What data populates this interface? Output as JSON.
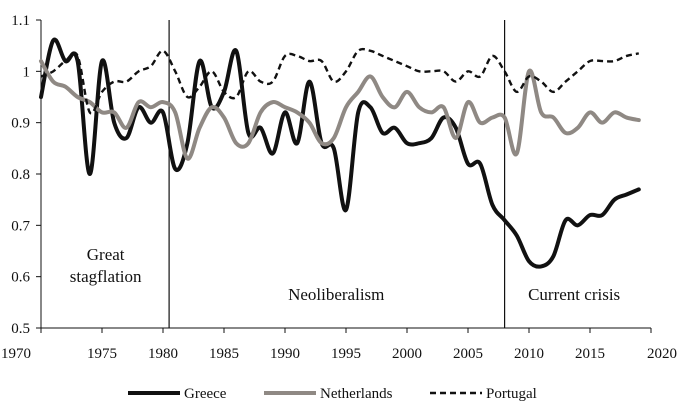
{
  "chart_data": {
    "type": "line",
    "title": "",
    "xlabel": "",
    "ylabel": "",
    "xlim": [
      1970,
      2020
    ],
    "ylim": [
      0.5,
      1.1
    ],
    "x_ticks": [
      1970,
      1975,
      1980,
      1985,
      1990,
      1995,
      2000,
      2005,
      2010,
      2015,
      2020
    ],
    "y_ticks": [
      0.5,
      0.6,
      0.7,
      0.8,
      0.9,
      1,
      1.1
    ],
    "y_tick_labels": [
      "0.5",
      "0.6",
      "0.7",
      "0.8",
      "0.9",
      "1",
      "1.1"
    ],
    "grid": false,
    "legend_position": "bottom",
    "period_dividers": [
      1980.5,
      2008
    ],
    "period_labels": [
      {
        "lines": [
          "Great",
          "stagflation"
        ],
        "x": 1975.3,
        "y": 0.59
      },
      {
        "lines": [
          "Neoliberalism"
        ],
        "x": 1994.2,
        "y": 0.555
      },
      {
        "lines": [
          "Current crisis"
        ],
        "x": 2013.7,
        "y": 0.555
      }
    ],
    "series": [
      {
        "name": "Greece",
        "color": "#111111",
        "style": "solid",
        "x": [
          1970,
          1971,
          1972,
          1973,
          1974,
          1975,
          1976,
          1977,
          1978,
          1979,
          1980,
          1981,
          1982,
          1983,
          1984,
          1985,
          1986,
          1987,
          1988,
          1989,
          1990,
          1991,
          1992,
          1993,
          1994,
          1995,
          1996,
          1997,
          1998,
          1999,
          2000,
          2001,
          2002,
          2003,
          2004,
          2005,
          2006,
          2007,
          2008,
          2009,
          2010,
          2011,
          2012,
          2013,
          2014,
          2015,
          2016,
          2017,
          2018,
          2019
        ],
        "values": [
          0.95,
          1.06,
          1.02,
          1.02,
          0.8,
          1.02,
          0.9,
          0.87,
          0.93,
          0.9,
          0.92,
          0.81,
          0.86,
          1.02,
          0.93,
          0.96,
          1.04,
          0.88,
          0.89,
          0.84,
          0.92,
          0.86,
          0.98,
          0.86,
          0.85,
          0.73,
          0.92,
          0.93,
          0.88,
          0.89,
          0.86,
          0.86,
          0.87,
          0.91,
          0.89,
          0.82,
          0.82,
          0.74,
          0.71,
          0.68,
          0.63,
          0.62,
          0.64,
          0.71,
          0.7,
          0.72,
          0.72,
          0.75,
          0.76,
          0.77
        ]
      },
      {
        "name": "Netherlands",
        "color": "#8f8984",
        "style": "solid",
        "x": [
          1970,
          1971,
          1972,
          1973,
          1974,
          1975,
          1976,
          1977,
          1978,
          1979,
          1980,
          1981,
          1982,
          1983,
          1984,
          1985,
          1986,
          1987,
          1988,
          1989,
          1990,
          1991,
          1992,
          1993,
          1994,
          1995,
          1996,
          1997,
          1998,
          1999,
          2000,
          2001,
          2002,
          2003,
          2004,
          2005,
          2006,
          2007,
          2008,
          2009,
          2010,
          2011,
          2012,
          2013,
          2014,
          2015,
          2016,
          2017,
          2018,
          2019
        ],
        "values": [
          1.02,
          0.98,
          0.97,
          0.95,
          0.94,
          0.92,
          0.92,
          0.89,
          0.94,
          0.93,
          0.94,
          0.92,
          0.83,
          0.89,
          0.93,
          0.91,
          0.86,
          0.86,
          0.92,
          0.94,
          0.93,
          0.92,
          0.9,
          0.86,
          0.87,
          0.93,
          0.96,
          0.99,
          0.95,
          0.93,
          0.96,
          0.93,
          0.92,
          0.93,
          0.87,
          0.94,
          0.9,
          0.91,
          0.91,
          0.84,
          1.0,
          0.92,
          0.91,
          0.88,
          0.89,
          0.92,
          0.9,
          0.92,
          0.91,
          0.905
        ]
      },
      {
        "name": "Portugal",
        "color": "#111111",
        "style": "dashed",
        "x": [
          1970,
          1971,
          1972,
          1973,
          1974,
          1975,
          1976,
          1977,
          1978,
          1979,
          1980,
          1981,
          1982,
          1983,
          1984,
          1985,
          1986,
          1987,
          1988,
          1989,
          1990,
          1991,
          1992,
          1993,
          1994,
          1995,
          1996,
          1997,
          1998,
          1999,
          2000,
          2001,
          2002,
          2003,
          2004,
          2005,
          2006,
          2007,
          2008,
          2009,
          2010,
          2011,
          2012,
          2013,
          2014,
          2015,
          2016,
          2017,
          2018,
          2019
        ],
        "values": [
          0.99,
          1.0,
          1.02,
          1.03,
          0.92,
          0.96,
          0.98,
          0.98,
          1.0,
          1.01,
          1.04,
          1.0,
          0.95,
          0.97,
          1.0,
          0.96,
          0.95,
          1.0,
          0.98,
          0.98,
          1.03,
          1.03,
          1.02,
          1.02,
          0.98,
          1.0,
          1.04,
          1.04,
          1.03,
          1.02,
          1.01,
          1.0,
          1.0,
          1.0,
          0.98,
          1.0,
          0.99,
          1.03,
          1.0,
          0.96,
          0.99,
          0.98,
          0.96,
          0.98,
          1.0,
          1.02,
          1.02,
          1.02,
          1.03,
          1.035
        ]
      }
    ]
  }
}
====================
**Work to complete:** Reproduce the whole listing exactly, but not the images in it.

**Correct answer:**
What data populates this interface? Output as JSON.
{
  "chart_data": {
    "type": "line",
    "title": "",
    "xlabel": "",
    "ylabel": "",
    "xlim": [
      1970,
      2020
    ],
    "ylim": [
      0.5,
      1.1
    ],
    "x_ticks": [
      1970,
      1975,
      1980,
      1985,
      1990,
      1995,
      2000,
      2005,
      2010,
      2015,
      2020
    ],
    "y_ticks": [
      0.5,
      0.6,
      0.7,
      0.8,
      0.9,
      1,
      1.1
    ],
    "y_tick_labels": [
      "0.5",
      "0.6",
      "0.7",
      "0.8",
      "0.9",
      "1",
      "1.1"
    ],
    "grid": false,
    "legend_position": "bottom",
    "period_dividers": [
      1980.5,
      2008
    ],
    "period_labels": [
      {
        "lines": [
          "Great",
          "stagflation"
        ],
        "x": 1975.3,
        "y": 0.59
      },
      {
        "lines": [
          "Neoliberalism"
        ],
        "x": 1994.2,
        "y": 0.555
      },
      {
        "lines": [
          "Current crisis"
        ],
        "x": 2013.7,
        "y": 0.555
      }
    ],
    "series": [
      {
        "name": "Greece",
        "color": "#111111",
        "style": "solid",
        "x": [
          1970,
          1971,
          1972,
          1973,
          1974,
          1975,
          1976,
          1977,
          1978,
          1979,
          1980,
          1981,
          1982,
          1983,
          1984,
          1985,
          1986,
          1987,
          1988,
          1989,
          1990,
          1991,
          1992,
          1993,
          1994,
          1995,
          1996,
          1997,
          1998,
          1999,
          2000,
          2001,
          2002,
          2003,
          2004,
          2005,
          2006,
          2007,
          2008,
          2009,
          2010,
          2011,
          2012,
          2013,
          2014,
          2015,
          2016,
          2017,
          2018,
          2019
        ],
        "values": [
          0.95,
          1.06,
          1.02,
          1.02,
          0.8,
          1.02,
          0.9,
          0.87,
          0.93,
          0.9,
          0.92,
          0.81,
          0.86,
          1.02,
          0.93,
          0.96,
          1.04,
          0.88,
          0.89,
          0.84,
          0.92,
          0.86,
          0.98,
          0.86,
          0.85,
          0.73,
          0.92,
          0.93,
          0.88,
          0.89,
          0.86,
          0.86,
          0.87,
          0.91,
          0.89,
          0.82,
          0.82,
          0.74,
          0.71,
          0.68,
          0.63,
          0.62,
          0.64,
          0.71,
          0.7,
          0.72,
          0.72,
          0.75,
          0.76,
          0.77
        ]
      },
      {
        "name": "Netherlands",
        "color": "#8f8984",
        "style": "solid",
        "x": [
          1970,
          1971,
          1972,
          1973,
          1974,
          1975,
          1976,
          1977,
          1978,
          1979,
          1980,
          1981,
          1982,
          1983,
          1984,
          1985,
          1986,
          1987,
          1988,
          1989,
          1990,
          1991,
          1992,
          1993,
          1994,
          1995,
          1996,
          1997,
          1998,
          1999,
          2000,
          2001,
          2002,
          2003,
          2004,
          2005,
          2006,
          2007,
          2008,
          2009,
          2010,
          2011,
          2012,
          2013,
          2014,
          2015,
          2016,
          2017,
          2018,
          2019
        ],
        "values": [
          1.02,
          0.98,
          0.97,
          0.95,
          0.94,
          0.92,
          0.92,
          0.89,
          0.94,
          0.93,
          0.94,
          0.92,
          0.83,
          0.89,
          0.93,
          0.91,
          0.86,
          0.86,
          0.92,
          0.94,
          0.93,
          0.92,
          0.9,
          0.86,
          0.87,
          0.93,
          0.96,
          0.99,
          0.95,
          0.93,
          0.96,
          0.93,
          0.92,
          0.93,
          0.87,
          0.94,
          0.9,
          0.91,
          0.91,
          0.84,
          1.0,
          0.92,
          0.91,
          0.88,
          0.89,
          0.92,
          0.9,
          0.92,
          0.91,
          0.905
        ]
      },
      {
        "name": "Portugal",
        "color": "#111111",
        "style": "dashed",
        "x": [
          1970,
          1971,
          1972,
          1973,
          1974,
          1975,
          1976,
          1977,
          1978,
          1979,
          1980,
          1981,
          1982,
          1983,
          1984,
          1985,
          1986,
          1987,
          1988,
          1989,
          1990,
          1991,
          1992,
          1993,
          1994,
          1995,
          1996,
          1997,
          1998,
          1999,
          2000,
          2001,
          2002,
          2003,
          2004,
          2005,
          2006,
          2007,
          2008,
          2009,
          2010,
          2011,
          2012,
          2013,
          2014,
          2015,
          2016,
          2017,
          2018,
          2019
        ],
        "values": [
          0.99,
          1.0,
          1.02,
          1.03,
          0.92,
          0.96,
          0.98,
          0.98,
          1.0,
          1.01,
          1.04,
          1.0,
          0.95,
          0.97,
          1.0,
          0.96,
          0.95,
          1.0,
          0.98,
          0.98,
          1.03,
          1.03,
          1.02,
          1.02,
          0.98,
          1.0,
          1.04,
          1.04,
          1.03,
          1.02,
          1.01,
          1.0,
          1.0,
          1.0,
          0.98,
          1.0,
          0.99,
          1.03,
          1.0,
          0.96,
          0.99,
          0.98,
          0.96,
          0.98,
          1.0,
          1.02,
          1.02,
          1.02,
          1.03,
          1.035
        ]
      }
    ]
  }
}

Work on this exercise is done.